:: What to produce ::
Your answer should consist of the lines in the data below that contain "Altenburg".

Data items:
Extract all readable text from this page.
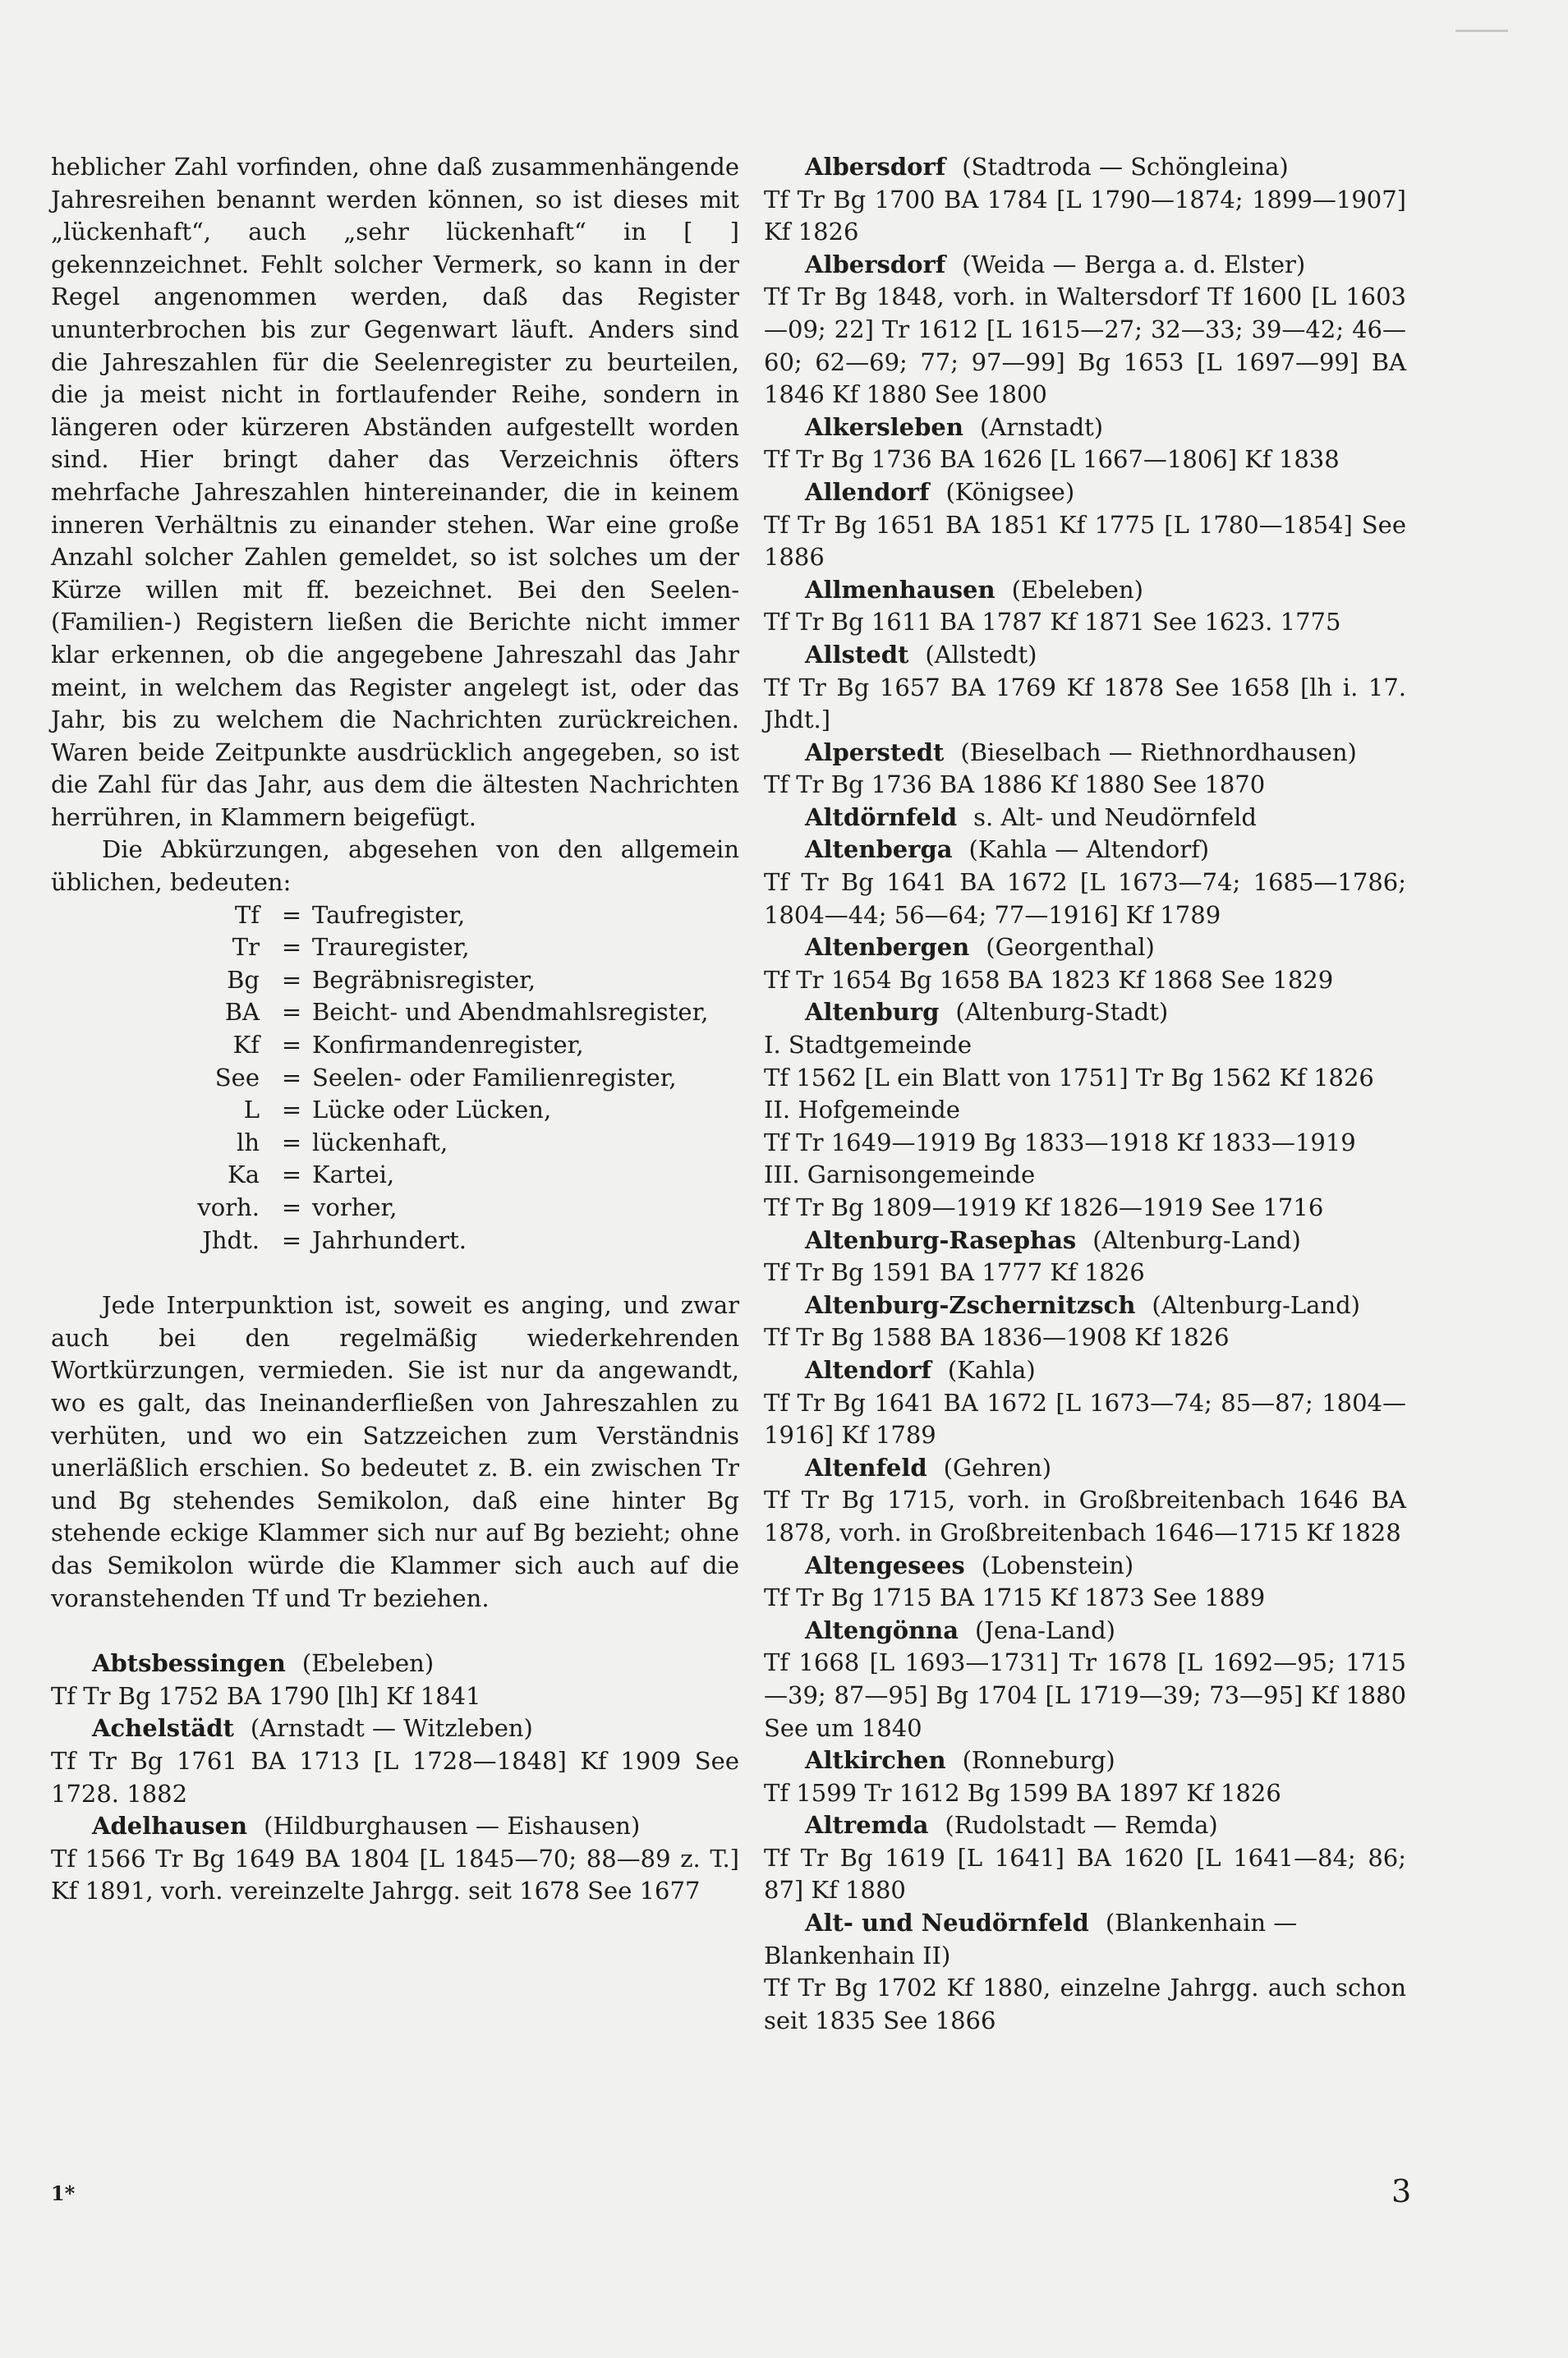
heblicher Zahl vorfinden, ohne daß zusammenhängende Jahresreihen benannt werden können, so ist dieses mit „lückenhaft“, auch „sehr lückenhaft“ in [ ] gekennzeichnet. Fehlt solcher Vermerk, so kann in der Regel angenommen werden, daß das Register ununterbrochen bis zur Gegenwart läuft. Anders sind die Jahreszahlen für die Seelenregister zu beurteilen, die ja meist nicht in fortlaufender Reihe, sondern in längeren oder kürzeren Abständen aufgestellt worden sind. Hier bringt daher das Verzeichnis öfters mehrfache Jahreszahlen hintereinander, die in keinem inneren Verhältnis zu einander stehen. War eine große Anzahl solcher Zahlen gemeldet, so ist solches um der Kürze willen mit ff. bezeichnet. Bei den Seelen- (Familien-) Registern ließen die Berichte nicht immer klar erkennen, ob die angegebene Jahreszahl das Jahr meint, in welchem das Register angelegt ist, oder das Jahr, bis zu welchem die Nachrichten zurückreichen. Waren beide Zeitpunkte ausdrücklich angegeben, so ist die Zahl für das Jahr, aus dem die ältesten Nachrichten herrühren, in Klammern beigefügt.

Die Abkürzungen, abgesehen von den allgemein üblichen, bedeuten:

Tf = Taufregister,
Tr = Trauregister,
Bg = Begräbnisregister,
BA = Beicht- und Abendmahlsregister,
Kf = Konfirmandenregister,
See = Seelen- oder Familienregister,
L = Lücke oder Lücken,
lh = lückenhaft,
Ka = Kartei,
vorh. = vorher,
Jhdt. = Jahrhundert.

Jede Interpunktion ist, soweit es anging, und zwar auch bei den regelmäßig wiederkehrenden Wortkürzungen, vermieden. Sie ist nur da angewandt, wo es galt, das Ineinanderfließen von Jahreszahlen zu verhüten, und wo ein Satzzeichen zum Verständnis unerläßlich erschien. So bedeutet z. B. ein zwischen Tr und Bg stehendes Semikolon, daß eine hinter Bg stehende eckige Klammer sich nur auf Bg bezieht; ohne das Semikolon würde die Klammer sich auch auf die voranstehenden Tf und Tr beziehen.

Abtsbessingen (Ebeleben)

Tf Tr Bg 1752 BA 1790 [lh] Kf 1841

Achelstädt (Arnstadt — Witzleben)

Tf Tr Bg 1761 BA 1713 [L 1728—1848] Kf 1909 See 1728. 1882

Adelhausen (Hildburghausen — Eishausen)

Tf 1566 Tr Bg 1649 BA 1804 [L 1845—70; 88—89 z. T.] Kf 1891, vorh. vereinzelte Jahrgg. seit 1678 See 1677

Albersdorf (Stadtroda — Schöngleina)

Tf Tr Bg 1700 BA 1784 [L 1790—1874; 1899—1907] Kf 1826

Albersdorf (Weida — Berga a. d. Elster)

Tf Tr Bg 1848, vorh. in Waltersdorf Tf 1600 [L 1603—09; 22] Tr 1612 [L 1615—27; 32—33; 39—42; 46—60; 62—69; 77; 97—99] Bg 1653 [L 1697—99] BA 1846 Kf 1880 See 1800

Alkersleben (Arnstadt)

Tf Tr Bg 1736 BA 1626 [L 1667—1806] Kf 1838

Allendorf (Königsee)

Tf Tr Bg 1651 BA 1851 Kf 1775 [L 1780—1854] See 1886

Allmenhausen (Ebeleben)

Tf Tr Bg 1611 BA 1787 Kf 1871 See 1623. 1775

Allstedt (Allstedt)

Tf Tr Bg 1657 BA 1769 Kf 1878 See 1658 [lh i. 17. Jhdt.]

Alperstedt (Bieselbach — Riethnordhausen)

Tf Tr Bg 1736 BA 1886 Kf 1880 See 1870

Altdörnfeld s. Alt- und Neudörnfeld
Altenberga (Kahla — Altendorf)

Tf Tr Bg 1641 BA 1672 [L 1673—74; 1685—1786; 1804—44; 56—64; 77—1916] Kf 1789

Altenbergen (Georgenthal)

Tf Tr 1654 Bg 1658 BA 1823 Kf 1868 See 1829

Altenburg (Altenburg-Stadt)

I. Stadtgemeinde

Tf 1562 [L ein Blatt von 1751] Tr Bg 1562 Kf 1826

II. Hofgemeinde

Tf Tr 1649—1919 Bg 1833—1918 Kf 1833—1919

III. Garnisongemeinde

Tf Tr Bg 1809—1919 Kf 1826—1919 See 1716

Altenburg-Rasephas (Altenburg-Land)

Tf Tr Bg 1591 BA 1777 Kf 1826

Altenburg-Zschernitzsch (Altenburg-Land)

Tf Tr Bg 1588 BA 1836—1908 Kf 1826

Altendorf (Kahla)

Tf Tr Bg 1641 BA 1672 [L 1673—74; 85—87; 1804—1916] Kf 1789

Altenfeld (Gehren)

Tf Tr Bg 1715, vorh. in Großbreitenbach 1646 BA 1878, vorh. in Großbreitenbach 1646—1715 Kf 1828

Altengesees (Lobenstein)

Tf Tr Bg 1715 BA 1715 Kf 1873 See 1889

Altengönna (Jena-Land)

Tf 1668 [L 1693—1731] Tr 1678 [L 1692—95; 1715—39; 87—95] Bg 1704 [L 1719—39; 73—95] Kf 1880 See um 1840

Altkirchen (Ronneburg)

Tf 1599 Tr 1612 Bg 1599 BA 1897 Kf 1826

Altremda (Rudolstadt — Remda)

Tf Tr Bg 1619 [L 1641] BA 1620 [L 1641—84; 86; 87] Kf 1880

Alt- und Neudörnfeld (Blankenhain — Blankenhain II)

Tf Tr Bg 1702 Kf 1880, einzelne Jahrgg. auch schon seit 1835 See 1866

1*	3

:: Exercise solution ::
Altenburg (Altenburg-Stadt)
Altenburg-Rasephas (Altenburg-Land)
Altenburg-Zschernitzsch (Altenburg-Land)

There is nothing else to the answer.